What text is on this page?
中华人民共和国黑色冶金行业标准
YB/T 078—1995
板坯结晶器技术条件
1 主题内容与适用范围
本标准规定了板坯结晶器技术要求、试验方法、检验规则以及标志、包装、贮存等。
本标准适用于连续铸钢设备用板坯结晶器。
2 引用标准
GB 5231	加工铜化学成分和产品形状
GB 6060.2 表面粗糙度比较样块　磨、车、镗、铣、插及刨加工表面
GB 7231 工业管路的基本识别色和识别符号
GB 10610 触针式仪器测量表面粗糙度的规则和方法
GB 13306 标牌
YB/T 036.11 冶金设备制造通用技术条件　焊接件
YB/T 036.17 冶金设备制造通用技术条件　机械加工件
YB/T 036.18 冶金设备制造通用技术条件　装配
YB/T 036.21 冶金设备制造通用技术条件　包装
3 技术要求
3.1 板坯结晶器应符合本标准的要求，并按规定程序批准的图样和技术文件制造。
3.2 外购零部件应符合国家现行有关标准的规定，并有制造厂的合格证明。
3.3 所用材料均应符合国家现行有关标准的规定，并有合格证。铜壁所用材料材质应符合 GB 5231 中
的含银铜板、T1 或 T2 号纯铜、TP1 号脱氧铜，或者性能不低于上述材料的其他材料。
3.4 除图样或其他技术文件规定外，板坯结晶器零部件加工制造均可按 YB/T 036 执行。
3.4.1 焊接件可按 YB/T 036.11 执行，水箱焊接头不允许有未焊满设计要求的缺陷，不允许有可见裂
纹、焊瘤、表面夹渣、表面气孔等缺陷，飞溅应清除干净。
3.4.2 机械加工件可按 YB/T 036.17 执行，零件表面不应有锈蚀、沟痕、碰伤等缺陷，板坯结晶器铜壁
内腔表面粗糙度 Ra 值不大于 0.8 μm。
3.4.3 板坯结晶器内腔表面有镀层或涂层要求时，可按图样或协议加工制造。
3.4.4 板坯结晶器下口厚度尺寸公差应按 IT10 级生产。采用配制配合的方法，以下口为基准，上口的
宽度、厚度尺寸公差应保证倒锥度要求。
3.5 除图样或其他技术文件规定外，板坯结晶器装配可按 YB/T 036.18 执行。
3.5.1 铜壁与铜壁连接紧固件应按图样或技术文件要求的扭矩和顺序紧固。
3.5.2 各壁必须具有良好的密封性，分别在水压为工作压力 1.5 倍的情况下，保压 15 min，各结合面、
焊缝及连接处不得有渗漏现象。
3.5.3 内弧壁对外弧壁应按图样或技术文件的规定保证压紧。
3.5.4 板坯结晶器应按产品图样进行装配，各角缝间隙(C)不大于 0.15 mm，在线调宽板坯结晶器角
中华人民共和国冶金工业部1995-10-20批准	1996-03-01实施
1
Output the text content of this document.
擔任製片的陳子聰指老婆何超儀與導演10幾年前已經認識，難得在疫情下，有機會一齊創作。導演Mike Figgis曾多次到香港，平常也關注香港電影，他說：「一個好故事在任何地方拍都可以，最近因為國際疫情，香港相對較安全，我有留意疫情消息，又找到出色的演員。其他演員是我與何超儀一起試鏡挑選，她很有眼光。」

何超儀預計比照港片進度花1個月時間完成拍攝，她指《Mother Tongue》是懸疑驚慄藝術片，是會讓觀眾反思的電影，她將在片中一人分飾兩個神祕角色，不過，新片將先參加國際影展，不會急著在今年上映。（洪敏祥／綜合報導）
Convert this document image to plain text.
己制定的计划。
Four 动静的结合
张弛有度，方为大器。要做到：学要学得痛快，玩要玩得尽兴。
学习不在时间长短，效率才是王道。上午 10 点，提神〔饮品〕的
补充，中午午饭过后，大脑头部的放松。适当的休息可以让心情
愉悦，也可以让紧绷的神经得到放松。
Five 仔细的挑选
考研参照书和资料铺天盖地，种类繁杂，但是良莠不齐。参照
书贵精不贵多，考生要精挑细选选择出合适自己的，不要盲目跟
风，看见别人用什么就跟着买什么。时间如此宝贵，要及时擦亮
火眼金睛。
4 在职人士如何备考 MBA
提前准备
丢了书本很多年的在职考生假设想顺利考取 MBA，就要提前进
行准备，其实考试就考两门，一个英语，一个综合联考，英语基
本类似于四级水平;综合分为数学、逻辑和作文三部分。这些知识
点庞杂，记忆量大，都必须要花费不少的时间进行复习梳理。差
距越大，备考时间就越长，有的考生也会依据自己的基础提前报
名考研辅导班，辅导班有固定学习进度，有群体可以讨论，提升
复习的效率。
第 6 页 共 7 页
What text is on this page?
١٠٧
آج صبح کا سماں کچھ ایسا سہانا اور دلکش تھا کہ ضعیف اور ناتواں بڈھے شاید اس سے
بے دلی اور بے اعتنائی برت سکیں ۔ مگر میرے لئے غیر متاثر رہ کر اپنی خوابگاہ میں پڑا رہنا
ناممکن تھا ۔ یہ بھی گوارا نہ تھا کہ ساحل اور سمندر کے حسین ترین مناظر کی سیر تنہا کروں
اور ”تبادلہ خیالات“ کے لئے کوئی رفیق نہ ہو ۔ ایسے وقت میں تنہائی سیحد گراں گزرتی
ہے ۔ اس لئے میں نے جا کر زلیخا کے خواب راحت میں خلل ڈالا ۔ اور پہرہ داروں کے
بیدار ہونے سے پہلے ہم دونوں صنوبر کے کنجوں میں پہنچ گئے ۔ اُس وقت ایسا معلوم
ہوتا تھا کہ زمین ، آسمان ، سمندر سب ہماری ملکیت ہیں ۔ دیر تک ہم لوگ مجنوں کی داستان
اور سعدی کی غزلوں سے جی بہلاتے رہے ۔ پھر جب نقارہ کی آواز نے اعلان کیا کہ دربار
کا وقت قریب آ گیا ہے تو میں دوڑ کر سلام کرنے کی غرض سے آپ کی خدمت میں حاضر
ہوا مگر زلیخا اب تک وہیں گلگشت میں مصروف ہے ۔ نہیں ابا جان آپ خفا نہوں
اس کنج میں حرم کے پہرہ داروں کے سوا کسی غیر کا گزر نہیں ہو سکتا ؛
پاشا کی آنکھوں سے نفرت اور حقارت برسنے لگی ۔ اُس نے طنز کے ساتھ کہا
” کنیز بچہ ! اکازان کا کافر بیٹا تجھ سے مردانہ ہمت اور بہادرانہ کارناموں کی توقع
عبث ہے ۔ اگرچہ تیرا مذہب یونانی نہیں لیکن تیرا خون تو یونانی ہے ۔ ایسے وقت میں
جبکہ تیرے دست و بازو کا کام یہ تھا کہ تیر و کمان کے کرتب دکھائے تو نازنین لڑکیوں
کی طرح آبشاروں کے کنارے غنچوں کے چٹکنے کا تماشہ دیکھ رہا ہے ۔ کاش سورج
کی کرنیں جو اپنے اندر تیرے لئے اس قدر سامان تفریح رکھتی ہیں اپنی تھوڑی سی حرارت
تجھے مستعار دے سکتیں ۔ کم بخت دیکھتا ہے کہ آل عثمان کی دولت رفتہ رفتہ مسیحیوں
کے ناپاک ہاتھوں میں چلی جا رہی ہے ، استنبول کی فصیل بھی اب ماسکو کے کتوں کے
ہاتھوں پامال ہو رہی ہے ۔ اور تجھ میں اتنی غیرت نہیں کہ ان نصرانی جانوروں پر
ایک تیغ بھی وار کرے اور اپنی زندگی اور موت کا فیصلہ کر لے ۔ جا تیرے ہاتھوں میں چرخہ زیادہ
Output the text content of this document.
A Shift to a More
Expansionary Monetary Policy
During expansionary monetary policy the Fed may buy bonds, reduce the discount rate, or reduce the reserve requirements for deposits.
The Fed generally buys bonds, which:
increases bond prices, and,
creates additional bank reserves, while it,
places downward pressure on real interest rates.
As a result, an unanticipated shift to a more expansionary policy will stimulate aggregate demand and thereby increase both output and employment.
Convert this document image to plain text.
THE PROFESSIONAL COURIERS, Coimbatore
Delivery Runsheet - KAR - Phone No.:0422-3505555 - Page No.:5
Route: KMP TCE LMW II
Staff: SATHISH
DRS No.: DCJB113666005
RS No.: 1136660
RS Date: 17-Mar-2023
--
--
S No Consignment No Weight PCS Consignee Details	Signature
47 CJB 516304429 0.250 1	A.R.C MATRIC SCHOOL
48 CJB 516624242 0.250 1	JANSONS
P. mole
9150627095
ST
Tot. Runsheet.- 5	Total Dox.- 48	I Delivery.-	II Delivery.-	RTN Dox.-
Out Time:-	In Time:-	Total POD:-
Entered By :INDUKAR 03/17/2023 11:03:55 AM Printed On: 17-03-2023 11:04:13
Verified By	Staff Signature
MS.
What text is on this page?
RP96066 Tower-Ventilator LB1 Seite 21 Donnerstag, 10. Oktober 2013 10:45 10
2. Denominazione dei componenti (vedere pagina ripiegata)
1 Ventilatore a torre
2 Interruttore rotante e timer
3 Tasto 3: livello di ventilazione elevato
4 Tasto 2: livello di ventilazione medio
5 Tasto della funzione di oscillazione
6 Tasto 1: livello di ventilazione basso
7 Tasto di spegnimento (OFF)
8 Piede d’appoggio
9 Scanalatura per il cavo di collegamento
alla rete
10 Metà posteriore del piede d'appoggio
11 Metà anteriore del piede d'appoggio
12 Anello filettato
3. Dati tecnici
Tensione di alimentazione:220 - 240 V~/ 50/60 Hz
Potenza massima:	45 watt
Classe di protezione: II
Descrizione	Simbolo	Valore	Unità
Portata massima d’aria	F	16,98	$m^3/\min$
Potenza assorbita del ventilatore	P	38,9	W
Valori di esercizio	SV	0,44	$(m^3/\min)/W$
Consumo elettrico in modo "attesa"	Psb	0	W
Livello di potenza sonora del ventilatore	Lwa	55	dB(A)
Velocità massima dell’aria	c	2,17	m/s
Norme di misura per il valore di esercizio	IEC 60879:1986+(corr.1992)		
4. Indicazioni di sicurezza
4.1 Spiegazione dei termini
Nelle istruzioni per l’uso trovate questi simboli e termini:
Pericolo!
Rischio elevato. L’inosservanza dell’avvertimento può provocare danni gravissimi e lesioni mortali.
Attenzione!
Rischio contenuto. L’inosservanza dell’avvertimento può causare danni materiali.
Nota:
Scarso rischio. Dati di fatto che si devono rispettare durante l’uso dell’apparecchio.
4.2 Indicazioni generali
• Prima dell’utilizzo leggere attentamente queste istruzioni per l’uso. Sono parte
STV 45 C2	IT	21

----

*What is required:* Look through the entries above and report each line where the string "Total" occurs.

*Exercise result:*
Tot. Runsheet.- 5	Total Dox.- 48	I Delivery.-	II Delivery.-	RTN Dox.-
Out Time:-	In Time:-	Total POD:-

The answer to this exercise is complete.